**Your instructions**
State only the number of lines that include "frac".

-- Input for this task start --

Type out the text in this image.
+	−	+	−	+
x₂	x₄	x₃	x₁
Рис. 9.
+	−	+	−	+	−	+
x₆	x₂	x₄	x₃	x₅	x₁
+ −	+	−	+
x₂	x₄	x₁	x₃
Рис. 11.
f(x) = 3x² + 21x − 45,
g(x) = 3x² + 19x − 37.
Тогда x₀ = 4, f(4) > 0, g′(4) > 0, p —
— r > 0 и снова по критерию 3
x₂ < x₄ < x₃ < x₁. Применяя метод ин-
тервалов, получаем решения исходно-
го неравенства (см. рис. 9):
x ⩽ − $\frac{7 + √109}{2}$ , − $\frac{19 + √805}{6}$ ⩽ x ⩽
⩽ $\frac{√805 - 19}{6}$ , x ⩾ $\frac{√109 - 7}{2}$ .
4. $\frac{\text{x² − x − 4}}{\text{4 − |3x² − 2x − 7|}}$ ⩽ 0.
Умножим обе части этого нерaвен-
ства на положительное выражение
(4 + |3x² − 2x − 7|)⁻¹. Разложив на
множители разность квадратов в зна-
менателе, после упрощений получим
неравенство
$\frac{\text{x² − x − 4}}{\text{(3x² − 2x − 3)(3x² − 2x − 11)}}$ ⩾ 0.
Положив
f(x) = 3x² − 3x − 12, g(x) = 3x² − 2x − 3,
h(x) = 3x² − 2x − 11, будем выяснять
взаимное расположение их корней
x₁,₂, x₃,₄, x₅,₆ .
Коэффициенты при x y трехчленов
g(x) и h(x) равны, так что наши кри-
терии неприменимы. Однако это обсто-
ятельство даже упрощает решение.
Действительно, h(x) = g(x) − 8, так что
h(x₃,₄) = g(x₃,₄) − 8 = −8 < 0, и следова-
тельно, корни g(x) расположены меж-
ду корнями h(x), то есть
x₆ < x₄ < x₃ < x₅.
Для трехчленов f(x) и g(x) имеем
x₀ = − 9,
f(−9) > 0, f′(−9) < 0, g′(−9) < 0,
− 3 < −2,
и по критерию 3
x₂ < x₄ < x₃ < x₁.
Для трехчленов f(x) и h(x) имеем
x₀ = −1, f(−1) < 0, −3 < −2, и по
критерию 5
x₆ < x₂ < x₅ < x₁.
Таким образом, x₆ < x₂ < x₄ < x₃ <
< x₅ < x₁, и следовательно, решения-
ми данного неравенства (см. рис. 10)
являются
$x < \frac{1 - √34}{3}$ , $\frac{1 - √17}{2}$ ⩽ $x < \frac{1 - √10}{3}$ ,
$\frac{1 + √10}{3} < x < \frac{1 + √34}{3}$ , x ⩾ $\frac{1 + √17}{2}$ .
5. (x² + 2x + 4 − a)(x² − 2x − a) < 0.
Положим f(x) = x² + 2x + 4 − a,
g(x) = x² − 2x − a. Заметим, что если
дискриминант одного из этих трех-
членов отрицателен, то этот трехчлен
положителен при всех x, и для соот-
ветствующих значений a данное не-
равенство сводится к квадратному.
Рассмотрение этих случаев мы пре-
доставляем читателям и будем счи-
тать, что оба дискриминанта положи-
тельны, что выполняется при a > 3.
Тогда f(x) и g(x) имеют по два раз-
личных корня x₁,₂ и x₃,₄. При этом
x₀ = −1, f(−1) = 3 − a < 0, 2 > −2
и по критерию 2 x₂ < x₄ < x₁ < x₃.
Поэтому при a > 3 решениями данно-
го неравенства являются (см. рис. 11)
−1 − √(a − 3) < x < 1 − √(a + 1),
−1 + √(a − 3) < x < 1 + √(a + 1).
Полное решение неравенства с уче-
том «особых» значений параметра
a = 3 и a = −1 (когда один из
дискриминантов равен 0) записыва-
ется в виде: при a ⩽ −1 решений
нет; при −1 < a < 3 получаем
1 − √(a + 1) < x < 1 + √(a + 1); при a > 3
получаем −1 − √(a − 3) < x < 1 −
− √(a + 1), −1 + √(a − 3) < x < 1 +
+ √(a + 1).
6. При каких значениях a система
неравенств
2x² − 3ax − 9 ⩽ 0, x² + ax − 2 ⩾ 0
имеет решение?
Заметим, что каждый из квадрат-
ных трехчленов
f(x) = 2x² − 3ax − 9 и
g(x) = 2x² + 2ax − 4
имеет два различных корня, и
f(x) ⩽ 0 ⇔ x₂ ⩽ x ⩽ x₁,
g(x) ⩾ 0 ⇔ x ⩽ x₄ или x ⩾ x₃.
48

-- Input for this task end --

**Output for this exercise**
6